** Start RECORDS FOR THIS TASK **

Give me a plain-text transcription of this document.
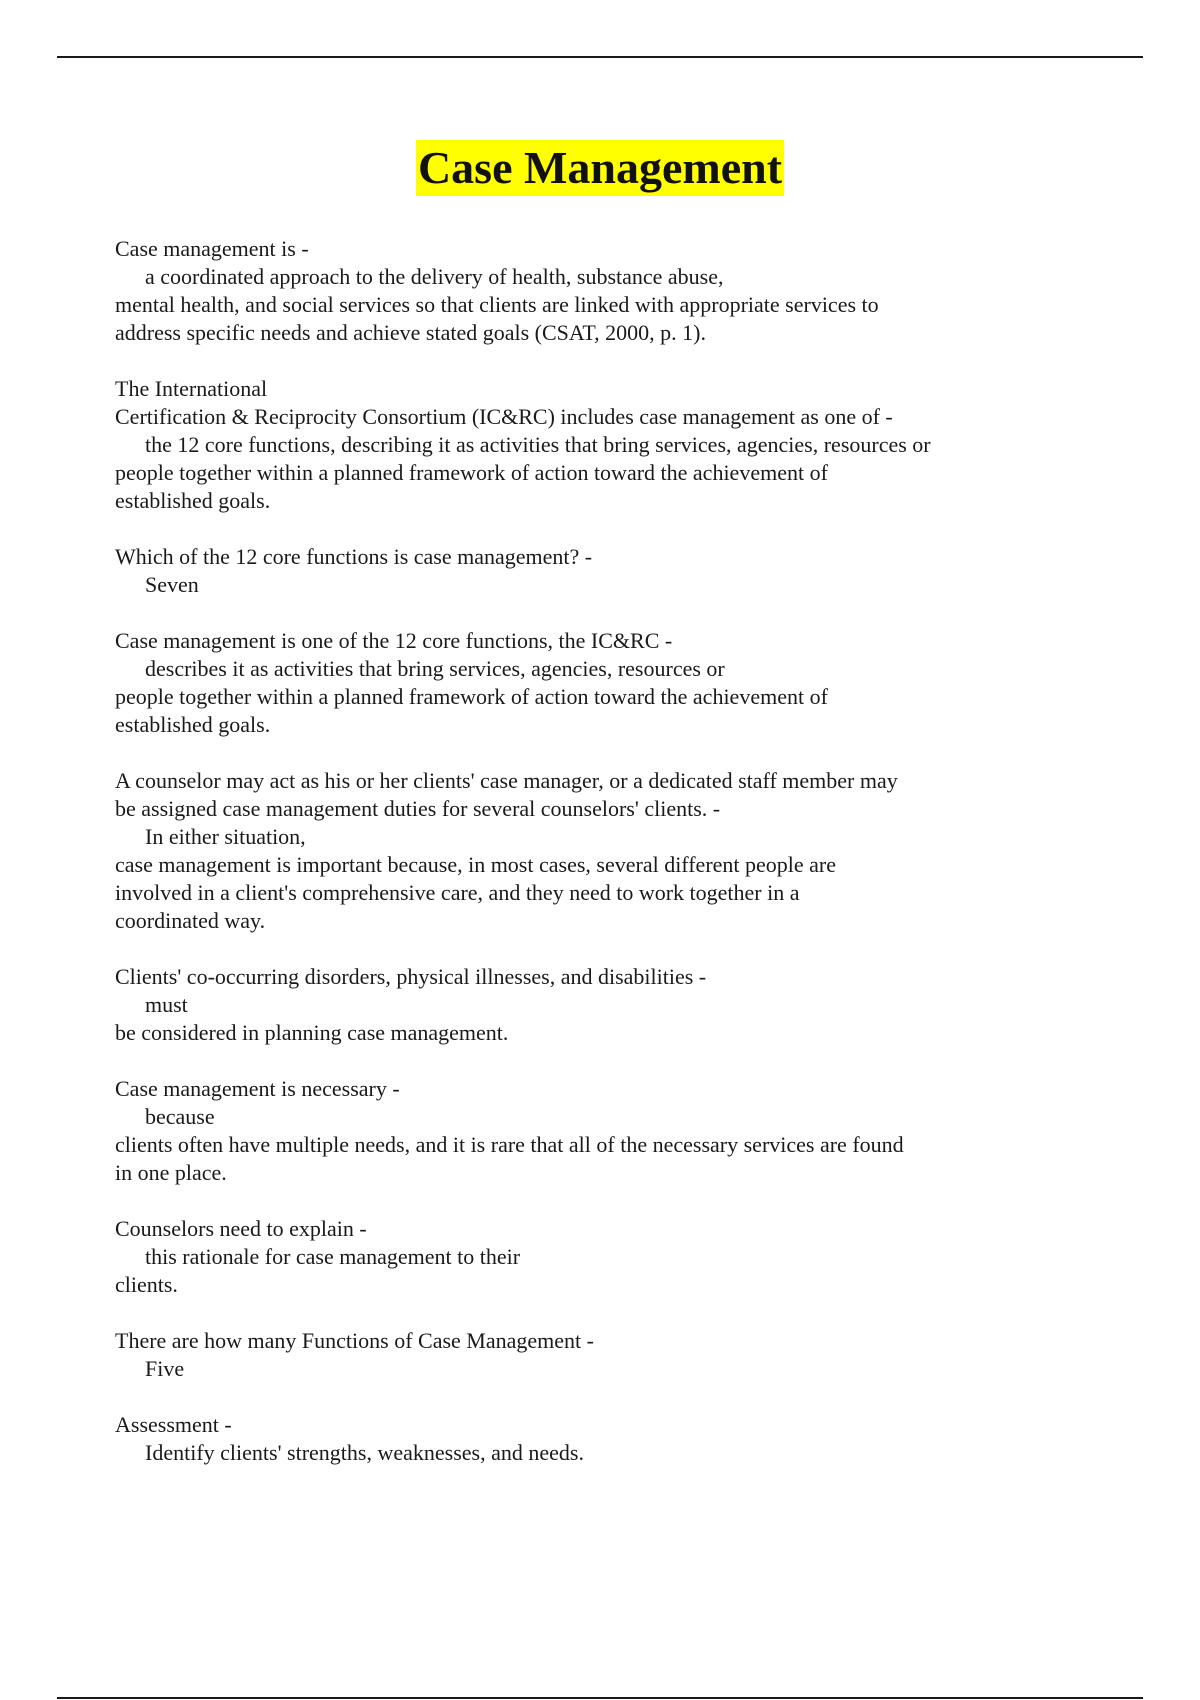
Case Management
Case management is -
a coordinated approach to the delivery of health, substance abuse,
mental health, and social services so that clients are linked with appropriate services to
address specific needs and achieve stated goals (CSAT, 2000, p. 1).
The International
Certification & Reciprocity Consortium (IC&RC) includes case management as one of -
the 12 core functions, describing it as activities that bring services, agencies, resources or
people together within a planned framework of action toward the achievement of
established goals.
Which of the 12 core functions is case management? -
Seven
Case management is one of the 12 core functions, the IC&RC -
describes it as activities that bring services, agencies, resources or
people together within a planned framework of action toward the achievement of
established goals.
A counselor may act as his or her clients' case manager, or a dedicated staff member may
be assigned case management duties for several counselors' clients. -
In either situation,
case management is important because, in most cases, several different people are
involved in a client's comprehensive care, and they need to work together in a
coordinated way.
Clients' co-occurring disorders, physical illnesses, and disabilities -
must
be considered in planning case management.
Case management is necessary -
because
clients often have multiple needs, and it is rare that all of the necessary services are found
in one place.
Counselors need to explain -
this rationale for case management to their
clients.
There are how many Functions of Case Management -
Five
Assessment -
Identify clients' strengths, weaknesses, and needs.
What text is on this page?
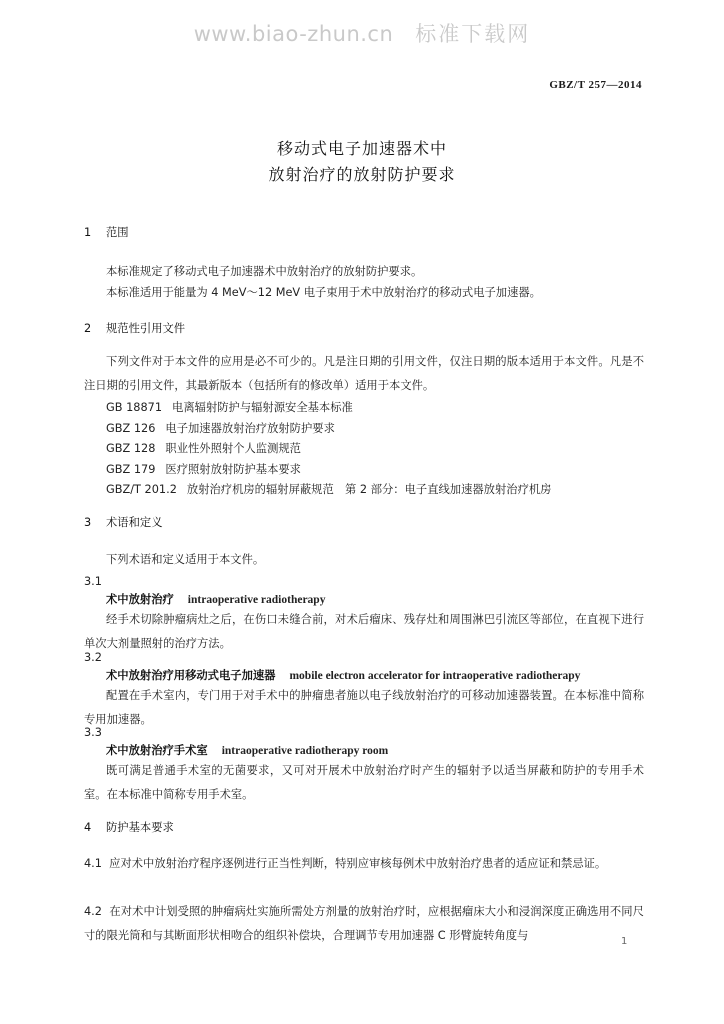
www.biao-zhun.cn 标准下载网
GBZ/T 257—2014
移动式电子加速器术中
放射治疗的放射防护要求
1 范围
本标准规定了移动式电子加速器术中放射治疗的放射防护要求。
本标准适用于能量为 4 MeV～12 MeV 电子束用于术中放射治疗的移动式电子加速器。
2 规范性引用文件
下列文件对于本文件的应用是必不可少的。凡是注日期的引用文件，仅注日期的版本适用于本文件。凡是不注日期的引用文件，其最新版本（包括所有的修改单）适用于本文件。
GB 18871 电离辐射防护与辐射源安全基本标准
GBZ 126 电子加速器放射治疗放射防护要求
GBZ 128 职业性外照射个人监测规范
GBZ 179 医疗照射放射防护基本要求
GBZ/T 201.2 放射治疗机房的辐射屏蔽规范　第 2 部分：电子直线加速器放射治疗机房
3 术语和定义
下列术语和定义适用于本文件。
3.1
术中放射治疗 intraoperative radiotherapy
经手术切除肿瘤病灶之后，在伤口未缝合前，对术后瘤床、残存灶和周围淋巴引流区等部位，在直视下进行单次大剂量照射的治疗方法。
3.2
术中放射治疗用移动式电子加速器 mobile electron accelerator for intraoperative radiotherapy
配置在手术室内，专门用于对手术中的肿瘤患者施以电子线放射治疗的可移动加速器装置。在本标准中简称专用加速器。
3.3
术中放射治疗手术室 intraoperative radiotherapy room
既可满足普通手术室的无菌要求，又可对开展术中放射治疗时产生的辐射予以适当屏蔽和防护的专用手术室。在本标准中简称专用手术室。
4 防护基本要求
4.1 应对术中放射治疗程序逐例进行正当性判断，特别应审核每例术中放射治疗患者的适应证和禁忌证。
4.2 在对术中计划受照的肿瘤病灶实施所需处方剂量的放射治疗时，应根据瘤床大小和浸润深度正确选用不同尺寸的限光筒和与其断面形状相吻合的组织补偿块，合理调节专用加速器 C 形臂旋转角度与	1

** End RECORDS FOR THIS TASK **

YOUR GOAL ▸ Leave the pictures out, and print every line of the listing exactly as written.

THE COMPLETED TASK ▸
Give me a plain-text transcription of this document.
Case Management
Case management is -
a coordinated approach to the delivery of health, substance abuse,
mental health, and social services so that clients are linked with appropriate services to
address specific needs and achieve stated goals (CSAT, 2000, p. 1).
The International
Certification & Reciprocity Consortium (IC&RC) includes case management as one of -
the 12 core functions, describing it as activities that bring services, agencies, resources or
people together within a planned framework of action toward the achievement of
established goals.
Which of the 12 core functions is case management? -
Seven
Case management is one of the 12 core functions, the IC&RC -
describes it as activities that bring services, agencies, resources or
people together within a planned framework of action toward the achievement of
established goals.
A counselor may act as his or her clients' case manager, or a dedicated staff member may
be assigned case management duties for several counselors' clients. -
In either situation,
case management is important because, in most cases, several different people are
involved in a client's comprehensive care, and they need to work together in a
coordinated way.
Clients' co-occurring disorders, physical illnesses, and disabilities -
must
be considered in planning case management.
Case management is necessary -
because
clients often have multiple needs, and it is rare that all of the necessary services are found
in one place.
Counselors need to explain -
this rationale for case management to their
clients.
There are how many Functions of Case Management -
Five
Assessment -
Identify clients' strengths, weaknesses, and needs.
What text is on this page?
www.biao-zhun.cn 标准下载网
GBZ/T 257—2014
移动式电子加速器术中
放射治疗的放射防护要求
1 范围
本标准规定了移动式电子加速器术中放射治疗的放射防护要求。
本标准适用于能量为 4 MeV～12 MeV 电子束用于术中放射治疗的移动式电子加速器。
2 规范性引用文件
下列文件对于本文件的应用是必不可少的。凡是注日期的引用文件，仅注日期的版本适用于本文件。凡是不注日期的引用文件，其最新版本（包括所有的修改单）适用于本文件。
GB 18871 电离辐射防护与辐射源安全基本标准
GBZ 126 电子加速器放射治疗放射防护要求
GBZ 128 职业性外照射个人监测规范
GBZ 179 医疗照射放射防护基本要求
GBZ/T 201.2 放射治疗机房的辐射屏蔽规范　第 2 部分：电子直线加速器放射治疗机房
3 术语和定义
下列术语和定义适用于本文件。
3.1
术中放射治疗 intraoperative radiotherapy
经手术切除肿瘤病灶之后，在伤口未缝合前，对术后瘤床、残存灶和周围淋巴引流区等部位，在直视下进行单次大剂量照射的治疗方法。
3.2
术中放射治疗用移动式电子加速器 mobile electron accelerator for intraoperative radiotherapy
配置在手术室内，专门用于对手术中的肿瘤患者施以电子线放射治疗的可移动加速器装置。在本标准中简称专用加速器。
3.3
术中放射治疗手术室 intraoperative radiotherapy room
既可满足普通手术室的无菌要求，又可对开展术中放射治疗时产生的辐射予以适当屏蔽和防护的专用手术室。在本标准中简称专用手术室。
4 防护基本要求
4.1 应对术中放射治疗程序逐例进行正当性判断，特别应审核每例术中放射治疗患者的适应证和禁忌证。
4.2 在对术中计划受照的肿瘤病灶实施所需处方剂量的放射治疗时，应根据瘤床大小和浸润深度正确选用不同尺寸的限光筒和与其断面形状相吻合的组织补偿块，合理调节专用加速器 C 形臂旋转角度与	1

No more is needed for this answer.